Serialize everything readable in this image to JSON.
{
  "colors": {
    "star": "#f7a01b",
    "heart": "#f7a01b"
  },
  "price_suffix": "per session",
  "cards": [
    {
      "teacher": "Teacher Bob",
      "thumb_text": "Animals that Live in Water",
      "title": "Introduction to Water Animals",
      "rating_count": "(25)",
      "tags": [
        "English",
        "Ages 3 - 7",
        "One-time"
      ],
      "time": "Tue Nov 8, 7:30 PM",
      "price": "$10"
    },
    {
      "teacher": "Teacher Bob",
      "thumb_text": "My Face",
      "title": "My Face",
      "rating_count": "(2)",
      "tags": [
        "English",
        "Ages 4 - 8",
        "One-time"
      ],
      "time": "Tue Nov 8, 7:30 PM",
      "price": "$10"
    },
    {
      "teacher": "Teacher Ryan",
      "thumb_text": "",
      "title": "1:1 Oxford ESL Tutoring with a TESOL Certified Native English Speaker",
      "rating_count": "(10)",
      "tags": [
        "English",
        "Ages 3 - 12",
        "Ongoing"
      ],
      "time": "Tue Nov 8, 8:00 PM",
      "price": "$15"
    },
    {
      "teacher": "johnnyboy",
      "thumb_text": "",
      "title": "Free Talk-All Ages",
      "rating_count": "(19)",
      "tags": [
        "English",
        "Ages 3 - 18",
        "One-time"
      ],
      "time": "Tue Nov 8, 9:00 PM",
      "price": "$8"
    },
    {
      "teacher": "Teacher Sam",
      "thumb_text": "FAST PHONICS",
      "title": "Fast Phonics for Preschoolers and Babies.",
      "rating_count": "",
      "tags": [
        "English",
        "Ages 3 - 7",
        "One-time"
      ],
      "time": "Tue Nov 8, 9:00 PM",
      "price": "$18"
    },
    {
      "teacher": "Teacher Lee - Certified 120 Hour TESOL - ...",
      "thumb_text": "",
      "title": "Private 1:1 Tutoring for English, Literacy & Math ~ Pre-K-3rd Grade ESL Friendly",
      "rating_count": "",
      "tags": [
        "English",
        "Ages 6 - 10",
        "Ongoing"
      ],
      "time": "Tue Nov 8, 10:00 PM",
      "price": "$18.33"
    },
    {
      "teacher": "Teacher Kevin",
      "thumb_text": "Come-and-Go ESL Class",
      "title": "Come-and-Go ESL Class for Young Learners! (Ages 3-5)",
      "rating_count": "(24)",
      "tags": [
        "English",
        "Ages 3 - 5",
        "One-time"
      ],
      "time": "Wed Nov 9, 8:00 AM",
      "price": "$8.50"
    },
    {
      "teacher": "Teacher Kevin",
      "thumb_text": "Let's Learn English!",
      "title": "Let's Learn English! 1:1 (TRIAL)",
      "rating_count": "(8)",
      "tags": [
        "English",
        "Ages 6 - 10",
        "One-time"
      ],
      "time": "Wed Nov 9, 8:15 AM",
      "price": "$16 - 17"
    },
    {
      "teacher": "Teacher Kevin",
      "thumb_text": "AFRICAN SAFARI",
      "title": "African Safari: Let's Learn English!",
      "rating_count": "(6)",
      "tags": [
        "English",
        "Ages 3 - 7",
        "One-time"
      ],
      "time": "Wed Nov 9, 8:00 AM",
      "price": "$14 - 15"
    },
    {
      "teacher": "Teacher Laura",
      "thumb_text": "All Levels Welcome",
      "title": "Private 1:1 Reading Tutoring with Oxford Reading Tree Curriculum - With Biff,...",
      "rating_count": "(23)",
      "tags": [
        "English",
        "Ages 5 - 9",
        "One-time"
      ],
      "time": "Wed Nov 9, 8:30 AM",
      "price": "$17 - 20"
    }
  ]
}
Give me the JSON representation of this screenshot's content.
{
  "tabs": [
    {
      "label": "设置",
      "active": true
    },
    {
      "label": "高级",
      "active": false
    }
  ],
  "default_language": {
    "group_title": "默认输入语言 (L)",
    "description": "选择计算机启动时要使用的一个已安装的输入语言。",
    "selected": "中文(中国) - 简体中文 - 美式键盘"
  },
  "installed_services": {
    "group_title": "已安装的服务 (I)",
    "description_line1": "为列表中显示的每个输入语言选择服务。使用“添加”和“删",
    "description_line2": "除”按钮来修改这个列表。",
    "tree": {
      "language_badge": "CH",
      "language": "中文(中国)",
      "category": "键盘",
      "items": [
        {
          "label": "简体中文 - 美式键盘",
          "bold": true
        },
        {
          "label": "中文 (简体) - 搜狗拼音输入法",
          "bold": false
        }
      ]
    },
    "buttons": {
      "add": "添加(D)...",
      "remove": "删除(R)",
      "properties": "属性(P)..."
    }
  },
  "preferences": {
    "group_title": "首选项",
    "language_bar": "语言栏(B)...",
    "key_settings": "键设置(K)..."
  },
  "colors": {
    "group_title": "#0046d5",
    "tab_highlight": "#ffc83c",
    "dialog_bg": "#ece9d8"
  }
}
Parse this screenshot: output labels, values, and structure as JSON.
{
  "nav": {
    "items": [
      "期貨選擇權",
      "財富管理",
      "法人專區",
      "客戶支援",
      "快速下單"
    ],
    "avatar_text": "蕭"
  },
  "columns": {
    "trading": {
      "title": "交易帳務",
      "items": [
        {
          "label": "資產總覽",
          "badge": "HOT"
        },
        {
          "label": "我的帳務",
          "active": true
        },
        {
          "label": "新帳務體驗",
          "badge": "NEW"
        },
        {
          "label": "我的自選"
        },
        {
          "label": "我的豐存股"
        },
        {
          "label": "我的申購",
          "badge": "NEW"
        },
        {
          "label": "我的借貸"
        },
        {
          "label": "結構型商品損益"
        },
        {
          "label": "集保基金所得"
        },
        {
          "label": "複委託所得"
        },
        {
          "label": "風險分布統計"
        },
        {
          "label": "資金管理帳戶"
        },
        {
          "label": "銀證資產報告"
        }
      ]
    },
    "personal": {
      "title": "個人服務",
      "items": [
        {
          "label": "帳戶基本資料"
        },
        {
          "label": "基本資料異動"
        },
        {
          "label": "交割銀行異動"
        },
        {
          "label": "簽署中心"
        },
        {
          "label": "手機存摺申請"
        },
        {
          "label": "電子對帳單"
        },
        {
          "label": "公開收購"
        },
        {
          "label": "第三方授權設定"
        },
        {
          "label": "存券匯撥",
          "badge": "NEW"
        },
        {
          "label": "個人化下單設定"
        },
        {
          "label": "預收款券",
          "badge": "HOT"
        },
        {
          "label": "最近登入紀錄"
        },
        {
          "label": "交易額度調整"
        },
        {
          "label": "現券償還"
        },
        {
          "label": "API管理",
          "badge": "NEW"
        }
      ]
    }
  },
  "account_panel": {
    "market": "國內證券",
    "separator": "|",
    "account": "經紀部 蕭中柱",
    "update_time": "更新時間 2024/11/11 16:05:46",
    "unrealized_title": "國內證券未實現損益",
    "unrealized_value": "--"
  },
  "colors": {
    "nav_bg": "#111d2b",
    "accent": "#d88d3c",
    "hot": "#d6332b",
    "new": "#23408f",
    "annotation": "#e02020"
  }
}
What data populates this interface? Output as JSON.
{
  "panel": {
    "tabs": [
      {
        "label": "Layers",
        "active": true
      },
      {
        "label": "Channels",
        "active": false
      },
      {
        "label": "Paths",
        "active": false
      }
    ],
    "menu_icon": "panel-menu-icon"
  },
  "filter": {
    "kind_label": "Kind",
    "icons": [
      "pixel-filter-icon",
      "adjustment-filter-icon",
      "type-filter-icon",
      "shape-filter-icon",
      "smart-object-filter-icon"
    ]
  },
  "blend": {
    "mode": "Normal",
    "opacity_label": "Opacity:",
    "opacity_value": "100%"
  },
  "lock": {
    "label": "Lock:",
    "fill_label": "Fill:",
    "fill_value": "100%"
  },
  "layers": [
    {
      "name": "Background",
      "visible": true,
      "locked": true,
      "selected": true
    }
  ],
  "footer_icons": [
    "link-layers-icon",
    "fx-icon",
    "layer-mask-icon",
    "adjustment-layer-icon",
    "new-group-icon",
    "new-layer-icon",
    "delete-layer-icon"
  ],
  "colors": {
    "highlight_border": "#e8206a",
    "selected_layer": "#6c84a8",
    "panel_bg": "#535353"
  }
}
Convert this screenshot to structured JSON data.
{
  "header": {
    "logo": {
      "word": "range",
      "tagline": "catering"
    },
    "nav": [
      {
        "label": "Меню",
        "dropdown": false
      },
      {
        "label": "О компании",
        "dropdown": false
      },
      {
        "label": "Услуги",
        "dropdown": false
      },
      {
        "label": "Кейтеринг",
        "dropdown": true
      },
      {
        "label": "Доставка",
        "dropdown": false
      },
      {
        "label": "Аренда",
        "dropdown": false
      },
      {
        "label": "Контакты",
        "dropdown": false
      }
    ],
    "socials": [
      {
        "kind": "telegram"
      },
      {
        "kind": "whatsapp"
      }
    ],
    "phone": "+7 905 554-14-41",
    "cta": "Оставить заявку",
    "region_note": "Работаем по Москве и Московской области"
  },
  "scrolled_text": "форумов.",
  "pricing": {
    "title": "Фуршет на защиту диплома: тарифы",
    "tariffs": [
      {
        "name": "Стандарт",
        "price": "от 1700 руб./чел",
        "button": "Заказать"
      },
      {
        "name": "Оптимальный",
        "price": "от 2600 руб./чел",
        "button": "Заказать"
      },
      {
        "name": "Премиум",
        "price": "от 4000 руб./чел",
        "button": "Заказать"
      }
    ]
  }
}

- - - -

_REQUIRED TASK:_ Scan the material above for the string "简体中文" and return the lines that hold it.

_EXERCISE RESPONSE:_
    "selected": "中文(中国) - 简体中文 - 美式键盘"
          "label": "简体中文 - 美式键盘",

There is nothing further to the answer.